-- BEGIN RAW RECORDS --

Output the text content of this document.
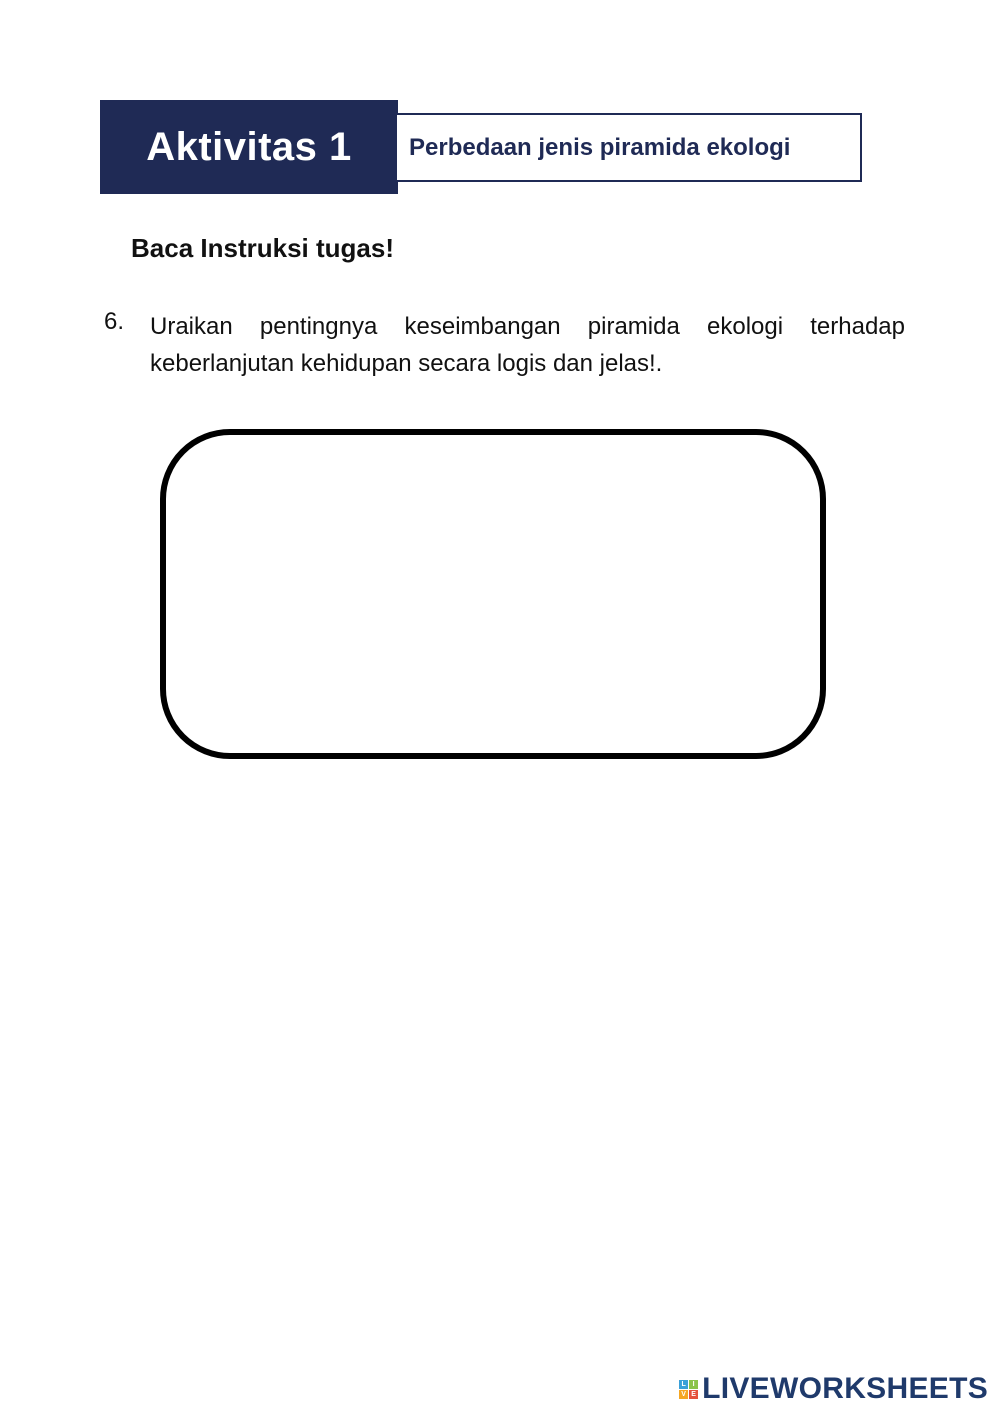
Aktivitas 1 Perbedaan jenis piramida ekologi
Baca Instruksi tugas!
6. Uraikan pentingnya keseimbangan piramida ekologi terhadap keberlanjutan kehidupan secara logis dan jelas!.
L I
V E LIVEWORKSHEETS
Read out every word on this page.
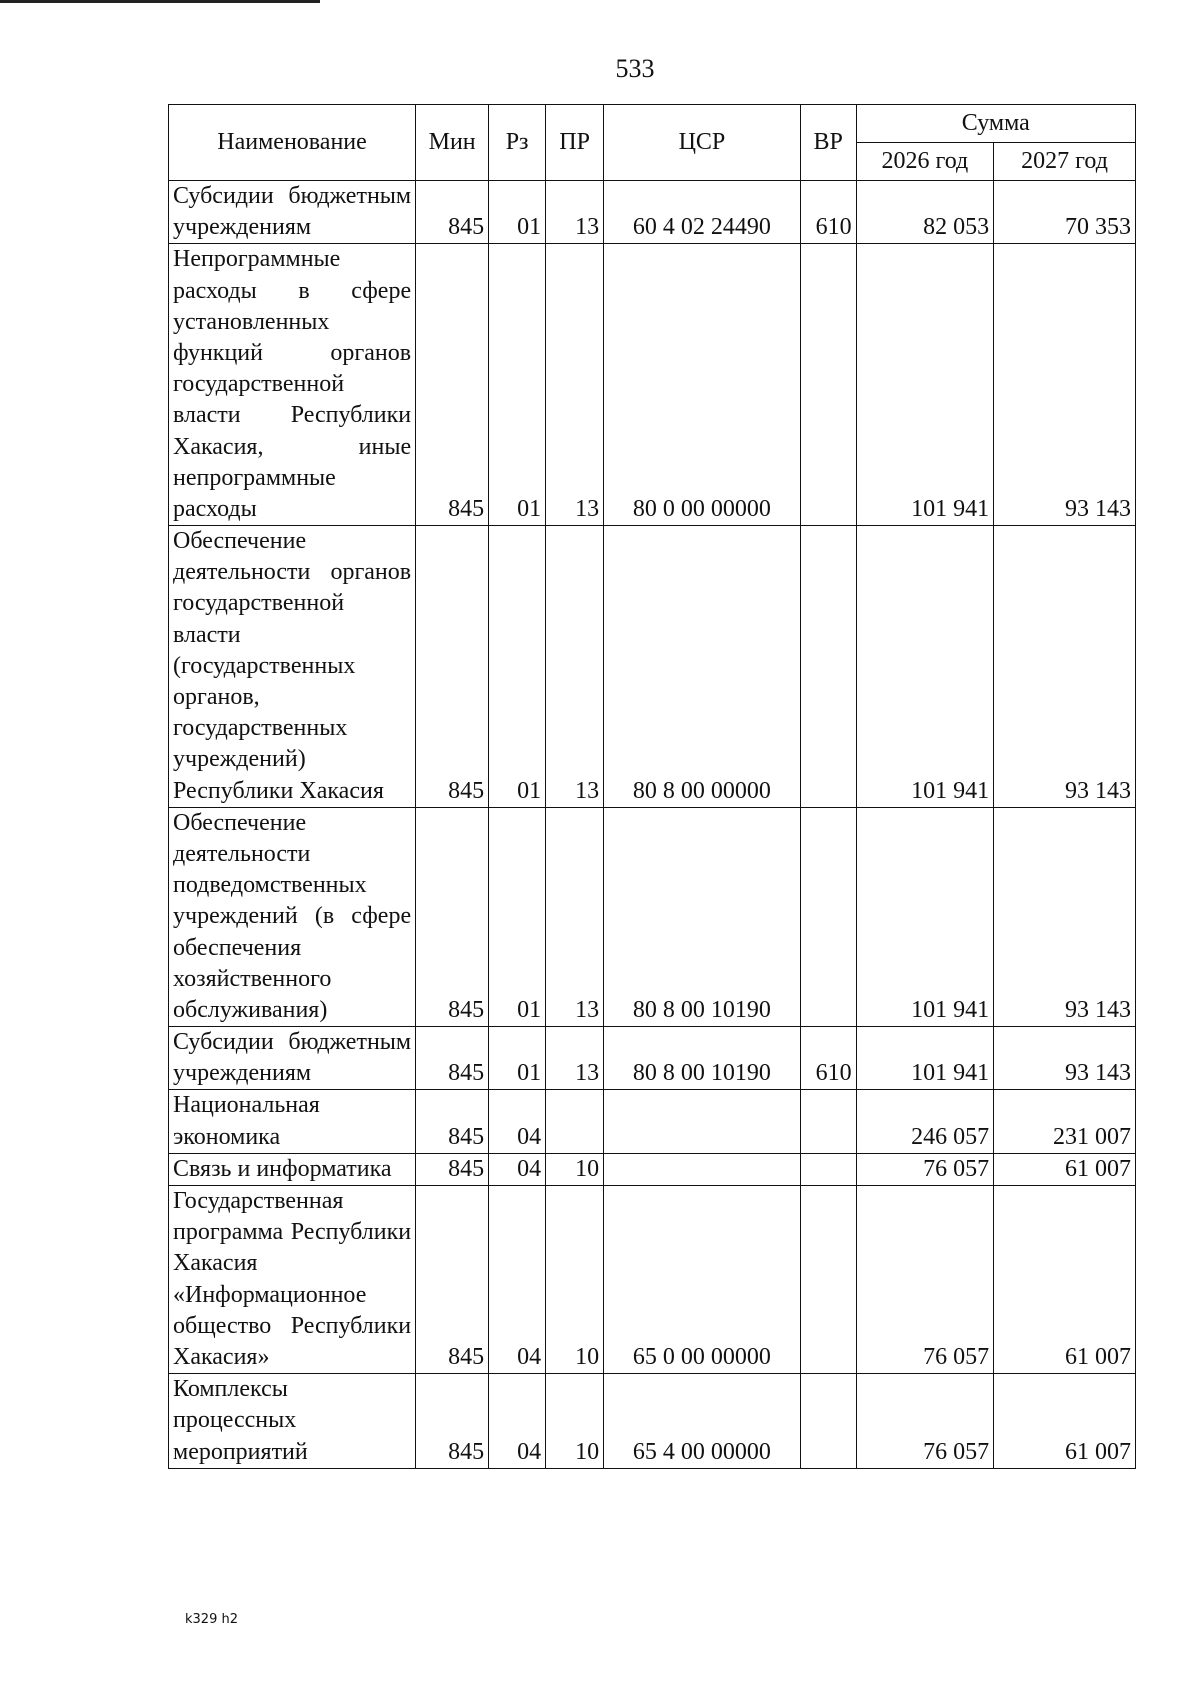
533
Наименование	Мин	Рз	ПР	ЦСР	ВР	Сумма	
						2026 год	2027 год
Субсидии бюджетным учреждениям	845	01	13	60 4 02 24490	610	82 053	70 353
Непрограммные расходы в сфере установленных функций органов государственной власти Республики Хакасия, иные непрограммные расходы	845	01	13	80 0 00 00000		101 941	93 143
Обеспечение деятельности органов государственной власти (государственных органов, государственных учреждений) Республики Хакасия	845	01	13	80 8 00 00000		101 941	93 143
Обеспечение деятельности подведомственных учреждений (в сфере обеспечения хозяйственного обслуживания)	845	01	13	80 8 00 10190		101 941	93 143
Субсидии бюджетным учреждениям	845	01	13	80 8 00 10190	610	101 941	93 143
Национальная экономика	845	04				246 057	231 007
Связь и информатика	845	04	10			76 057	61 007
Государственная программа Республики Хакасия «Информационное общество Республики Хакасия»	845	04	10	65 0 00 00000		76 057	61 007
Комплексы процессных мероприятий	845	04	10	65 4 00 00000		76 057	61 007
k329 h2
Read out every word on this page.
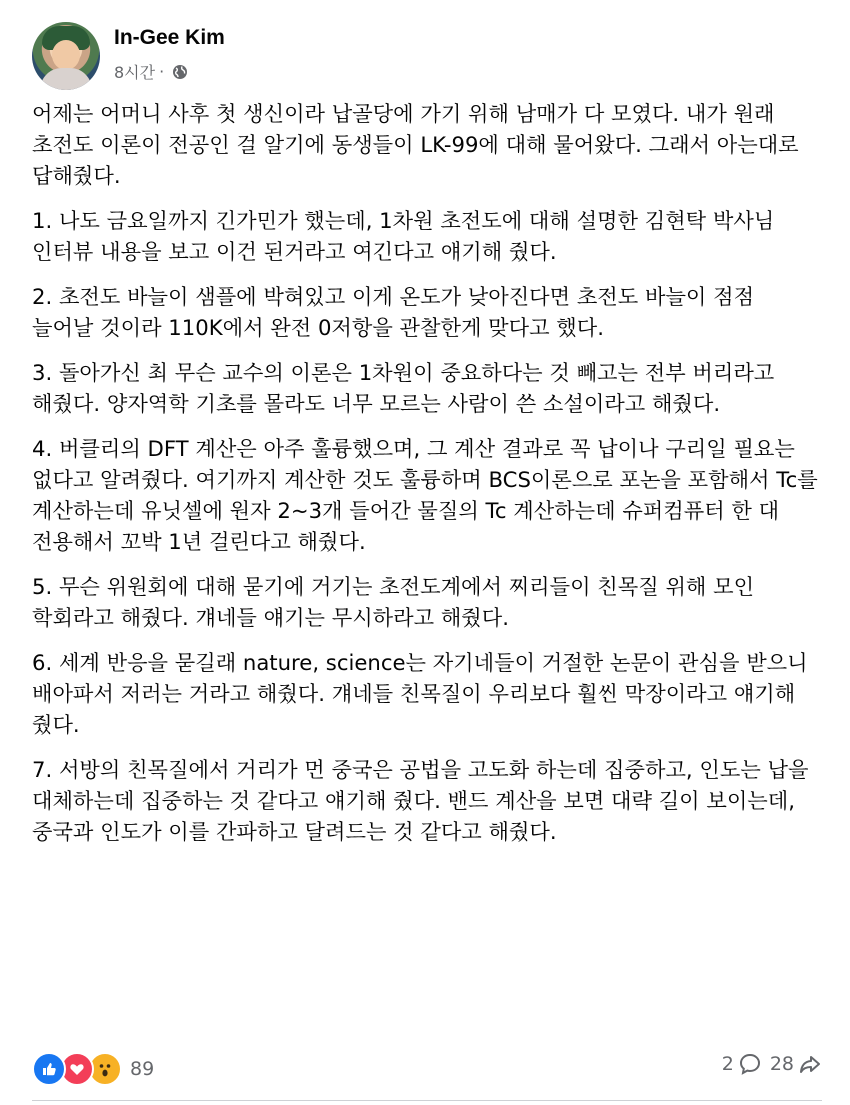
In-Gee Kim
8시간 ·

어제는 어머니 사후 첫 생신이라 납골당에 가기 위해 남매가 다 모였다. 내가 원래 초전도 이론이 전공인 걸 알기에 동생들이 LK-99에 대해 물어왔다. 그래서 아는대로 답해줬다.

1. 나도 금요일까지 긴가민가 했는데, 1차원 초전도에 대해 설명한 김현탁 박사님 인터뷰 내용을 보고 이건 된거라고 여긴다고 얘기해 줬다.

2. 초전도 바늘이 샘플에 박혀있고 이게 온도가 낮아진다면 초전도 바늘이 점점 늘어날 것이라 110K에서 완전 0저항을 관찰한게 맞다고 했다.

3. 돌아가신 최 무슨 교수의 이론은 1차원이 중요하다는 것 빼고는 전부 버리라고 해줬다. 양자역학 기초를 몰라도 너무 모르는 사람이 쓴 소설이라고 해줬다.

4. 버클리의 DFT 계산은 아주 훌륭했으며, 그 계산 결과로 꼭 납이나 구리일 필요는 없다고 알려줬다. 여기까지 계산한 것도 훌륭하며 BCS이론으로 포논을 포함해서 Tc를 계산하는데 유닛셀에 원자 2~3개 들어간 물질의 Tc 계산하는데 슈퍼컴퓨터 한 대 전용해서 꼬박 1년 걸린다고 해줬다.

5. 무슨 위원회에 대해 묻기에 거기는 초전도계에서 찌리들이 친목질 위해 모인 학회라고 해줬다. 걔네들 얘기는 무시하라고 해줬다.

6. 세계 반응을 묻길래 nature, science는 자기네들이 거절한 논문이 관심을 받으니 배아파서 저러는 거라고 해줬다. 걔네들 친목질이 우리보다 훨씬 막장이라고 얘기해 줬다.

7. 서방의 친목질에서 거리가 먼 중국은 공법을 고도화 하는데 집중하고, 인도는 납을 대체하는데 집중하는 것 같다고 얘기해 줬다. 밴드 계산을 보면 대략 길이 보이는데, 중국과 인도가 이를 간파하고 달려드는 것 같다고 해줬다.

89	2 28
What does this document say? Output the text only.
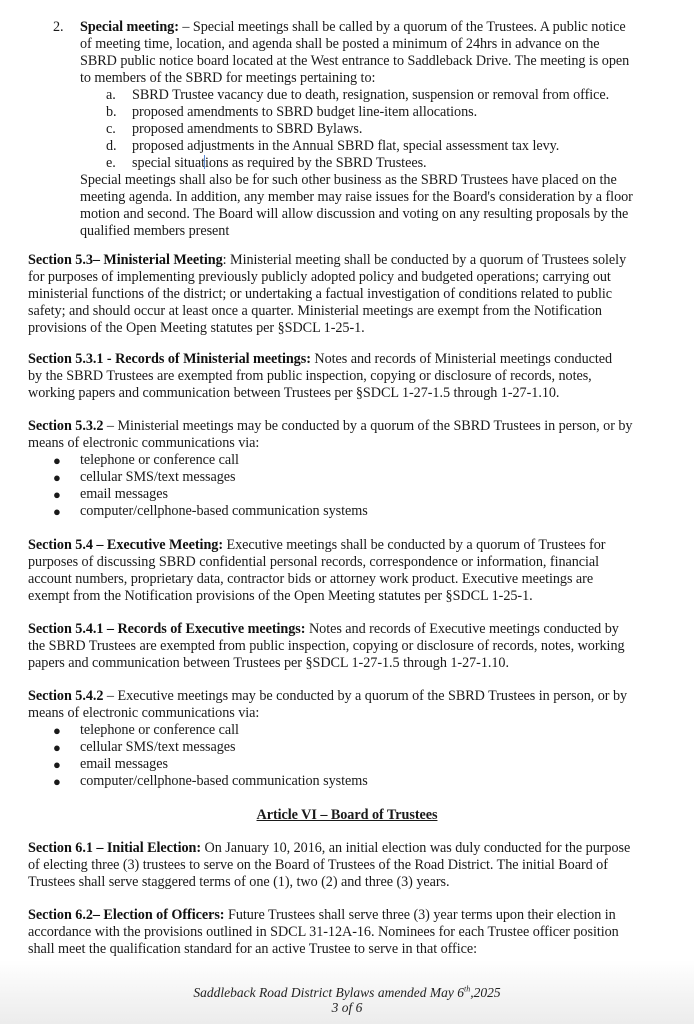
2. Special meeting: – Special meetings shall be called by a quorum of the Trustees. A public notice
of meeting time, location, and agenda shall be posted a minimum of 24hrs in advance on the
SBRD public notice board located at the West entrance to Saddleback Drive. The meeting is open
to members of the SBRD for meetings pertaining to:
a. SBRD Trustee vacancy due to death, resignation, suspension or removal from office.
b. proposed amendments to SBRD budget line-item allocations.
c. proposed amendments to SBRD Bylaws.
d. proposed adjustments in the Annual SBRD flat, special assessment tax levy.
e. special situations as required by the SBRD Trustees.
Special meetings shall also be for such other business as the SBRD Trustees have placed on the
meeting agenda. In addition, any member may raise issues for the Board's consideration by a floor
motion and second. The Board will allow discussion and voting on any resulting proposals by the
qualified members present
Section 5.3– Ministerial Meeting: Ministerial meeting shall be conducted by a quorum of Trustees solely
for purposes of implementing previously publicly adopted policy and budgeted operations; carrying out
ministerial functions of the district; or undertaking a factual investigation of conditions related to public
safety; and should occur at least once a quarter. Ministerial meetings are exempt from the Notification
provisions of the Open Meeting statutes per §SDCL 1-25-1.
Section 5.3.1 - Records of Ministerial meetings: Notes and records of Ministerial meetings conducted
by the SBRD Trustees are exempted from public inspection, copying or disclosure of records, notes,
working papers and communication between Trustees per §SDCL 1-27-1.5 through 1-27-1.10.
Section 5.3.2 – Ministerial meetings may be conducted by a quorum of the SBRD Trustees in person, or by
means of electronic communications via:
● telephone or conference call
● cellular SMS/text messages
● email messages
● computer/cellphone-based communication systems
Section 5.4 – Executive Meeting: Executive meetings shall be conducted by a quorum of Trustees for
purposes of discussing SBRD confidential personal records, correspondence or information, financial
account numbers, proprietary data, contractor bids or attorney work product. Executive meetings are
exempt from the Notification provisions of the Open Meeting statutes per §SDCL 1-25-1.
Section 5.4.1 – Records of Executive meetings: Notes and records of Executive meetings conducted by
the SBRD Trustees are exempted from public inspection, copying or disclosure of records, notes, working
papers and communication between Trustees per §SDCL 1-27-1.5 through 1-27-1.10.
Section 5.4.2 – Executive meetings may be conducted by a quorum of the SBRD Trustees in person, or by
means of electronic communications via:
● telephone or conference call
● cellular SMS/text messages
● email messages
● computer/cellphone-based communication systems
Article VI – Board of Trustees
Section 6.1 – Initial Election: On January 10, 2016, an initial election was duly conducted for the purpose
of electing three (3) trustees to serve on the Board of Trustees of the Road District. The initial Board of
Trustees shall serve staggered terms of one (1), two (2) and three (3) years.
Section 6.2– Election of Officers: Future Trustees shall serve three (3) year terms upon their election in
accordance with the provisions outlined in SDCL 31-12A-16. Nominees for each Trustee officer position
shall meet the qualification standard for an active Trustee to serve in that office:
Saddleback Road District Bylaws amended May 6th,2025
3 of 6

-- END RAW RECORDS --

**WHAT TO DO**.
Leave the pictures out and print the records above exactly as they stand.

**IN RESPONSE**.
Output the text content of this document.
Aktivitas 1 Perbedaan jenis piramida ekologi
Baca Instruksi tugas!
6. Uraikan pentingnya keseimbangan piramida ekologi terhadap keberlanjutan kehidupan secara logis dan jelas!.
L I
V E LIVEWORKSHEETS
Read out every word on this page.
533
Наименование	Мин	Рз	ПР	ЦСР	ВР	Сумма	
						2026 год	2027 год
Субсидии бюджетным учреждениям	845	01	13	60 4 02 24490	610	82 053	70 353
Непрограммные расходы в сфере установленных функций органов государственной власти Республики Хакасия, иные непрограммные расходы	845	01	13	80 0 00 00000		101 941	93 143
Обеспечение деятельности органов государственной власти (государственных органов, государственных учреждений) Республики Хакасия	845	01	13	80 8 00 00000		101 941	93 143
Обеспечение деятельности подведомственных учреждений (в сфере обеспечения хозяйственного обслуживания)	845	01	13	80 8 00 10190		101 941	93 143
Субсидии бюджетным учреждениям	845	01	13	80 8 00 10190	610	101 941	93 143
Национальная экономика	845	04				246 057	231 007
Связь и информатика	845	04	10			76 057	61 007
Государственная программа Республики Хакасия «Информационное общество Республики Хакасия»	845	04	10	65 0 00 00000		76 057	61 007
Комплексы процессных мероприятий	845	04	10	65 4 00 00000		76 057	61 007
k329 h2
Read out every word on this page.
In-Gee Kim
8시간 ·

어제는 어머니 사후 첫 생신이라 납골당에 가기 위해 남매가 다 모였다. 내가 원래 초전도 이론이 전공인 걸 알기에 동생들이 LK-99에 대해 물어왔다. 그래서 아는대로 답해줬다.

1. 나도 금요일까지 긴가민가 했는데, 1차원 초전도에 대해 설명한 김현탁 박사님 인터뷰 내용을 보고 이건 된거라고 여긴다고 얘기해 줬다.

2. 초전도 바늘이 샘플에 박혀있고 이게 온도가 낮아진다면 초전도 바늘이 점점 늘어날 것이라 110K에서 완전 0저항을 관찰한게 맞다고 했다.

3. 돌아가신 최 무슨 교수의 이론은 1차원이 중요하다는 것 빼고는 전부 버리라고 해줬다. 양자역학 기초를 몰라도 너무 모르는 사람이 쓴 소설이라고 해줬다.

4. 버클리의 DFT 계산은 아주 훌륭했으며, 그 계산 결과로 꼭 납이나 구리일 필요는 없다고 알려줬다. 여기까지 계산한 것도 훌륭하며 BCS이론으로 포논을 포함해서 Tc를 계산하는데 유닛셀에 원자 2~3개 들어간 물질의 Tc 계산하는데 슈퍼컴퓨터 한 대 전용해서 꼬박 1년 걸린다고 해줬다.

5. 무슨 위원회에 대해 묻기에 거기는 초전도계에서 찌리들이 친목질 위해 모인 학회라고 해줬다. 걔네들 얘기는 무시하라고 해줬다.

6. 세계 반응을 묻길래 nature, science는 자기네들이 거절한 논문이 관심을 받으니 배아파서 저러는 거라고 해줬다. 걔네들 친목질이 우리보다 훨씬 막장이라고 얘기해 줬다.

7. 서방의 친목질에서 거리가 먼 중국은 공법을 고도화 하는데 집중하고, 인도는 납을 대체하는데 집중하는 것 같다고 얘기해 줬다. 밴드 계산을 보면 대략 길이 보이는데, 중국과 인도가 이를 간파하고 달려드는 것 같다고 해줬다.

89	2 28
What does this document say? Output the text only.
2. Special meeting: – Special meetings shall be called by a quorum of the Trustees. A public notice
of meeting time, location, and agenda shall be posted a minimum of 24hrs in advance on the
SBRD public notice board located at the West entrance to Saddleback Drive. The meeting is open
to members of the SBRD for meetings pertaining to:
a. SBRD Trustee vacancy due to death, resignation, suspension or removal from office.
b. proposed amendments to SBRD budget line-item allocations.
c. proposed amendments to SBRD Bylaws.
d. proposed adjustments in the Annual SBRD flat, special assessment tax levy.
e. special situations as required by the SBRD Trustees.
Special meetings shall also be for such other business as the SBRD Trustees have placed on the
meeting agenda. In addition, any member may raise issues for the Board's consideration by a floor
motion and second. The Board will allow discussion and voting on any resulting proposals by the
qualified members present
Section 5.3– Ministerial Meeting: Ministerial meeting shall be conducted by a quorum of Trustees solely
for purposes of implementing previously publicly adopted policy and budgeted operations; carrying out
ministerial functions of the district; or undertaking a factual investigation of conditions related to public
safety; and should occur at least once a quarter. Ministerial meetings are exempt from the Notification
provisions of the Open Meeting statutes per §SDCL 1-25-1.
Section 5.3.1 - Records of Ministerial meetings: Notes and records of Ministerial meetings conducted
by the SBRD Trustees are exempted from public inspection, copying or disclosure of records, notes,
working papers and communication between Trustees per §SDCL 1-27-1.5 through 1-27-1.10.
Section 5.3.2 – Ministerial meetings may be conducted by a quorum of the SBRD Trustees in person, or by
means of electronic communications via:
● telephone or conference call
● cellular SMS/text messages
● email messages
● computer/cellphone-based communication systems
Section 5.4 – Executive Meeting: Executive meetings shall be conducted by a quorum of Trustees for
purposes of discussing SBRD confidential personal records, correspondence or information, financial
account numbers, proprietary data, contractor bids or attorney work product. Executive meetings are
exempt from the Notification provisions of the Open Meeting statutes per §SDCL 1-25-1.
Section 5.4.1 – Records of Executive meetings: Notes and records of Executive meetings conducted by
the SBRD Trustees are exempted from public inspection, copying or disclosure of records, notes, working
papers and communication between Trustees per §SDCL 1-27-1.5 through 1-27-1.10.
Section 5.4.2 – Executive meetings may be conducted by a quorum of the SBRD Trustees in person, or by
means of electronic communications via:
● telephone or conference call
● cellular SMS/text messages
● email messages
● computer/cellphone-based communication systems
Article VI – Board of Trustees
Section 6.1 – Initial Election: On January 10, 2016, an initial election was duly conducted for the purpose
of electing three (3) trustees to serve on the Board of Trustees of the Road District. The initial Board of
Trustees shall serve staggered terms of one (1), two (2) and three (3) years.
Section 6.2– Election of Officers: Future Trustees shall serve three (3) year terms upon their election in
accordance with the provisions outlined in SDCL 31-12A-16. Nominees for each Trustee officer position
shall meet the qualification standard for an active Trustee to serve in that office:
Saddleback Road District Bylaws amended May 6th,2025
3 of 6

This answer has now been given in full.